● **WHAT TO WORK ON**
Write every line of the material out exactly as shown.

(Records contained in a dataset)

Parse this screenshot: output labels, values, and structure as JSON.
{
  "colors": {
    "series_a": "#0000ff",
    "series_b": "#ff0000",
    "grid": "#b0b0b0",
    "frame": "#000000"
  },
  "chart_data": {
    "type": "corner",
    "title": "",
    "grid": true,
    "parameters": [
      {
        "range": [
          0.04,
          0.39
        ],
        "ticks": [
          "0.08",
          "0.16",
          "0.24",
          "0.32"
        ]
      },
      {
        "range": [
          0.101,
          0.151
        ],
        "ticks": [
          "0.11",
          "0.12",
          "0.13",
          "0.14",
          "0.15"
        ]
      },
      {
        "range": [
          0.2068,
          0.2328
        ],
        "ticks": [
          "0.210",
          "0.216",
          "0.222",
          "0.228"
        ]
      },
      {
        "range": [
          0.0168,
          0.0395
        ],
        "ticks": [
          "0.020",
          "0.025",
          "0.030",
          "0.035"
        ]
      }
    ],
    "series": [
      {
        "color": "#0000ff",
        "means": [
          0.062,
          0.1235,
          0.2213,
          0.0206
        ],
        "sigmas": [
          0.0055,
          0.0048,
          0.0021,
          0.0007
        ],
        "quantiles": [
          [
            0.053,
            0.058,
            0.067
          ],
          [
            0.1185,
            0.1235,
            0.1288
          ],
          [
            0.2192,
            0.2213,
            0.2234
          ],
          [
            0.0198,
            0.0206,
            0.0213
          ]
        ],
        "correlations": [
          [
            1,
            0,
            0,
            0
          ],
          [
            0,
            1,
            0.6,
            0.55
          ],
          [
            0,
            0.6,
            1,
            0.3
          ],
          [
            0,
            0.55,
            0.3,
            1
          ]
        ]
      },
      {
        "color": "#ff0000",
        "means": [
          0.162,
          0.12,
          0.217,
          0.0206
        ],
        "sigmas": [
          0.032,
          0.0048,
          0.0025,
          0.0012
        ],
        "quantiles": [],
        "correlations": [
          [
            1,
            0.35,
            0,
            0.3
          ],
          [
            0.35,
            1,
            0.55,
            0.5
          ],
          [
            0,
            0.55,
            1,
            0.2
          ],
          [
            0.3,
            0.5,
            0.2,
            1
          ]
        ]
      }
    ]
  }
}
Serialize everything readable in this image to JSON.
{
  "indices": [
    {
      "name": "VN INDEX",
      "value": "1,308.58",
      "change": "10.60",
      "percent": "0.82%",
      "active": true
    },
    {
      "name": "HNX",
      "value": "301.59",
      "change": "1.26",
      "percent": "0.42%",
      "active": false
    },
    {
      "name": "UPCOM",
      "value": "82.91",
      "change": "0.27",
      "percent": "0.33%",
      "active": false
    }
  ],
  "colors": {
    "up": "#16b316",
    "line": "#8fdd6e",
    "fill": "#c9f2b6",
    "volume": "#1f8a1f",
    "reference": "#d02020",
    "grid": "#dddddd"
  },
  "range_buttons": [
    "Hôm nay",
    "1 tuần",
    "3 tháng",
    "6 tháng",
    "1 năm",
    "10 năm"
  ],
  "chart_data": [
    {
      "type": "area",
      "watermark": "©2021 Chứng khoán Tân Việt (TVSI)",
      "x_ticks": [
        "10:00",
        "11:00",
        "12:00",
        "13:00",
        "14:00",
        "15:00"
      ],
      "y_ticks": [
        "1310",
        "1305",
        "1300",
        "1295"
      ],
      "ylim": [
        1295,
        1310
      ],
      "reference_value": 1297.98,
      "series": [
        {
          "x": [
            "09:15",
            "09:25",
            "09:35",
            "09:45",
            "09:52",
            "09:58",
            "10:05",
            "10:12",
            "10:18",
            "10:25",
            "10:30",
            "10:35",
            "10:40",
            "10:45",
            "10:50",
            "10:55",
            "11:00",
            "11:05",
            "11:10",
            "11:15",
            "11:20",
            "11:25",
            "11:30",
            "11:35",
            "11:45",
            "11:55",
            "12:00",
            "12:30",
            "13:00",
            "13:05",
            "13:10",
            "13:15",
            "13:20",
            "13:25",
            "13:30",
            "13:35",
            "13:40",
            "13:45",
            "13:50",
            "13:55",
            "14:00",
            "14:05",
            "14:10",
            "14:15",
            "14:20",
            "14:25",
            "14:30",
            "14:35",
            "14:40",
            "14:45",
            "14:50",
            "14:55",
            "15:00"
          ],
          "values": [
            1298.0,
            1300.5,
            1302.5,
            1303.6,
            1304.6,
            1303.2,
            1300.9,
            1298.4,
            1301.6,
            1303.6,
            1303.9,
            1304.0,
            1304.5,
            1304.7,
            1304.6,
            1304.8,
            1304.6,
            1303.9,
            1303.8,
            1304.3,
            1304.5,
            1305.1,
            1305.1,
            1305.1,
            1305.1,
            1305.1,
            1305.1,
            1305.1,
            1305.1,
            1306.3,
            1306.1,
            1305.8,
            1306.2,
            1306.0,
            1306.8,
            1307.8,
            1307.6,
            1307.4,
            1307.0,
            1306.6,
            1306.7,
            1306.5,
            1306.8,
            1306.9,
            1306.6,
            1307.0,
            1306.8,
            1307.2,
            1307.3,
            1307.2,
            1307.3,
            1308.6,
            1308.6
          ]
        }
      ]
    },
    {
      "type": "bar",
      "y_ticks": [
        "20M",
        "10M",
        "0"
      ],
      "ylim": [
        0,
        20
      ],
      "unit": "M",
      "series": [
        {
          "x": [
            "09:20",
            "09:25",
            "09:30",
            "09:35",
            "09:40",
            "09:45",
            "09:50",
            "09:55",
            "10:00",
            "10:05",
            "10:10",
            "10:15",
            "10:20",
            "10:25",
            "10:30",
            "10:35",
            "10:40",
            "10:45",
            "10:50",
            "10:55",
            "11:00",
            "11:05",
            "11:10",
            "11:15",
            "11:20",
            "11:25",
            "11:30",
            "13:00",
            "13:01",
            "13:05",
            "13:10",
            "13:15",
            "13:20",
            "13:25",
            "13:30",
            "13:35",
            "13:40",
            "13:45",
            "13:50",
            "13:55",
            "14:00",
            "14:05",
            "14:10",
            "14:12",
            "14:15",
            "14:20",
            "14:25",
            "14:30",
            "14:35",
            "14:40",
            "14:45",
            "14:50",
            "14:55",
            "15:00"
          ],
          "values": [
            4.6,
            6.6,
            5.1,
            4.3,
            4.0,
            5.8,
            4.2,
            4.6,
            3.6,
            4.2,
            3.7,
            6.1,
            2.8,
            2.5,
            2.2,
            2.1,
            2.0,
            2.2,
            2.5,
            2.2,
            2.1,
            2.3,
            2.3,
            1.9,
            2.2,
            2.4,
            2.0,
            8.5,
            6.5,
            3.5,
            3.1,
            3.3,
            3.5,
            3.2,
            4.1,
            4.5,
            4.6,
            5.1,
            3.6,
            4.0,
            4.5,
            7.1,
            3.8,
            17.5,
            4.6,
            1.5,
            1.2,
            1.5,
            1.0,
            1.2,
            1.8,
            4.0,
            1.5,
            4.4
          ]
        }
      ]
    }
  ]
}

● **RESULT OF THIS TASK**
Parse this screenshot: output labels, values, and structure as JSON.
{
  "colors": {
    "series_a": "#0000ff",
    "series_b": "#ff0000",
    "grid": "#b0b0b0",
    "frame": "#000000"
  },
  "chart_data": {
    "type": "corner",
    "title": "",
    "grid": true,
    "parameters": [
      {
        "range": [
          0.04,
          0.39
        ],
        "ticks": [
          "0.08",
          "0.16",
          "0.24",
          "0.32"
        ]
      },
      {
        "range": [
          0.101,
          0.151
        ],
        "ticks": [
          "0.11",
          "0.12",
          "0.13",
          "0.14",
          "0.15"
        ]
      },
      {
        "range": [
          0.2068,
          0.2328
        ],
        "ticks": [
          "0.210",
          "0.216",
          "0.222",
          "0.228"
        ]
      },
      {
        "range": [
          0.0168,
          0.0395
        ],
        "ticks": [
          "0.020",
          "0.025",
          "0.030",
          "0.035"
        ]
      }
    ],
    "series": [
      {
        "color": "#0000ff",
        "means": [
          0.062,
          0.1235,
          0.2213,
          0.0206
        ],
        "sigmas": [
          0.0055,
          0.0048,
          0.0021,
          0.0007
        ],
        "quantiles": [
          [
            0.053,
            0.058,
            0.067
          ],
          [
            0.1185,
            0.1235,
            0.1288
          ],
          [
            0.2192,
            0.2213,
            0.2234
          ],
          [
            0.0198,
            0.0206,
            0.0213
          ]
        ],
        "correlations": [
          [
            1,
            0,
            0,
            0
          ],
          [
            0,
            1,
            0.6,
            0.55
          ],
          [
            0,
            0.6,
            1,
            0.3
          ],
          [
            0,
            0.55,
            0.3,
            1
          ]
        ]
      },
      {
        "color": "#ff0000",
        "means": [
          0.162,
          0.12,
          0.217,
          0.0206
        ],
        "sigmas": [
          0.032,
          0.0048,
          0.0025,
          0.0012
        ],
        "quantiles": [],
        "correlations": [
          [
            1,
            0.35,
            0,
            0.3
          ],
          [
            0.35,
            1,
            0.55,
            0.5
          ],
          [
            0,
            0.55,
            1,
            0.2
          ],
          [
            0.3,
            0.5,
            0.2,
            1
          ]
        ]
      }
    ]
  }
}
Serialize everything readable in this image to JSON.
{
  "indices": [
    {
      "name": "VN INDEX",
      "value": "1,308.58",
      "change": "10.60",
      "percent": "0.82%",
      "active": true
    },
    {
      "name": "HNX",
      "value": "301.59",
      "change": "1.26",
      "percent": "0.42%",
      "active": false
    },
    {
      "name": "UPCOM",
      "value": "82.91",
      "change": "0.27",
      "percent": "0.33%",
      "active": false
    }
  ],
  "colors": {
    "up": "#16b316",
    "line": "#8fdd6e",
    "fill": "#c9f2b6",
    "volume": "#1f8a1f",
    "reference": "#d02020",
    "grid": "#dddddd"
  },
  "range_buttons": [
    "Hôm nay",
    "1 tuần",
    "3 tháng",
    "6 tháng",
    "1 năm",
    "10 năm"
  ],
  "chart_data": [
    {
      "type": "area",
      "watermark": "©2021 Chứng khoán Tân Việt (TVSI)",
      "x_ticks": [
        "10:00",
        "11:00",
        "12:00",
        "13:00",
        "14:00",
        "15:00"
      ],
      "y_ticks": [
        "1310",
        "1305",
        "1300",
        "1295"
      ],
      "ylim": [
        1295,
        1310
      ],
      "reference_value": 1297.98,
      "series": [
        {
          "x": [
            "09:15",
            "09:25",
            "09:35",
            "09:45",
            "09:52",
            "09:58",
            "10:05",
            "10:12",
            "10:18",
            "10:25",
            "10:30",
            "10:35",
            "10:40",
            "10:45",
            "10:50",
            "10:55",
            "11:00",
            "11:05",
            "11:10",
            "11:15",
            "11:20",
            "11:25",
            "11:30",
            "11:35",
            "11:45",
            "11:55",
            "12:00",
            "12:30",
            "13:00",
            "13:05",
            "13:10",
            "13:15",
            "13:20",
            "13:25",
            "13:30",
            "13:35",
            "13:40",
            "13:45",
            "13:50",
            "13:55",
            "14:00",
            "14:05",
            "14:10",
            "14:15",
            "14:20",
            "14:25",
            "14:30",
            "14:35",
            "14:40",
            "14:45",
            "14:50",
            "14:55",
            "15:00"
          ],
          "values": [
            1298.0,
            1300.5,
            1302.5,
            1303.6,
            1304.6,
            1303.2,
            1300.9,
            1298.4,
            1301.6,
            1303.6,
            1303.9,
            1304.0,
            1304.5,
            1304.7,
            1304.6,
            1304.8,
            1304.6,
            1303.9,
            1303.8,
            1304.3,
            1304.5,
            1305.1,
            1305.1,
            1305.1,
            1305.1,
            1305.1,
            1305.1,
            1305.1,
            1305.1,
            1306.3,
            1306.1,
            1305.8,
            1306.2,
            1306.0,
            1306.8,
            1307.8,
            1307.6,
            1307.4,
            1307.0,
            1306.6,
            1306.7,
            1306.5,
            1306.8,
            1306.9,
            1306.6,
            1307.0,
            1306.8,
            1307.2,
            1307.3,
            1307.2,
            1307.3,
            1308.6,
            1308.6
          ]
        }
      ]
    },
    {
      "type": "bar",
      "y_ticks": [
        "20M",
        "10M",
        "0"
      ],
      "ylim": [
        0,
        20
      ],
      "unit": "M",
      "series": [
        {
          "x": [
            "09:20",
            "09:25",
            "09:30",
            "09:35",
            "09:40",
            "09:45",
            "09:50",
            "09:55",
            "10:00",
            "10:05",
            "10:10",
            "10:15",
            "10:20",
            "10:25",
            "10:30",
            "10:35",
            "10:40",
            "10:45",
            "10:50",
            "10:55",
            "11:00",
            "11:05",
            "11:10",
            "11:15",
            "11:20",
            "11:25",
            "11:30",
            "13:00",
            "13:01",
            "13:05",
            "13:10",
            "13:15",
            "13:20",
            "13:25",
            "13:30",
            "13:35",
            "13:40",
            "13:45",
            "13:50",
            "13:55",
            "14:00",
            "14:05",
            "14:10",
            "14:12",
            "14:15",
            "14:20",
            "14:25",
            "14:30",
            "14:35",
            "14:40",
            "14:45",
            "14:50",
            "14:55",
            "15:00"
          ],
          "values": [
            4.6,
            6.6,
            5.1,
            4.3,
            4.0,
            5.8,
            4.2,
            4.6,
            3.6,
            4.2,
            3.7,
            6.1,
            2.8,
            2.5,
            2.2,
            2.1,
            2.0,
            2.2,
            2.5,
            2.2,
            2.1,
            2.3,
            2.3,
            1.9,
            2.2,
            2.4,
            2.0,
            8.5,
            6.5,
            3.5,
            3.1,
            3.3,
            3.5,
            3.2,
            4.1,
            4.5,
            4.6,
            5.1,
            3.6,
            4.0,
            4.5,
            7.1,
            3.8,
            17.5,
            4.6,
            1.5,
            1.2,
            1.5,
            1.0,
            1.2,
            1.8,
            4.0,
            1.5,
            4.4
          ]
        }
      ]
    }
  ]
}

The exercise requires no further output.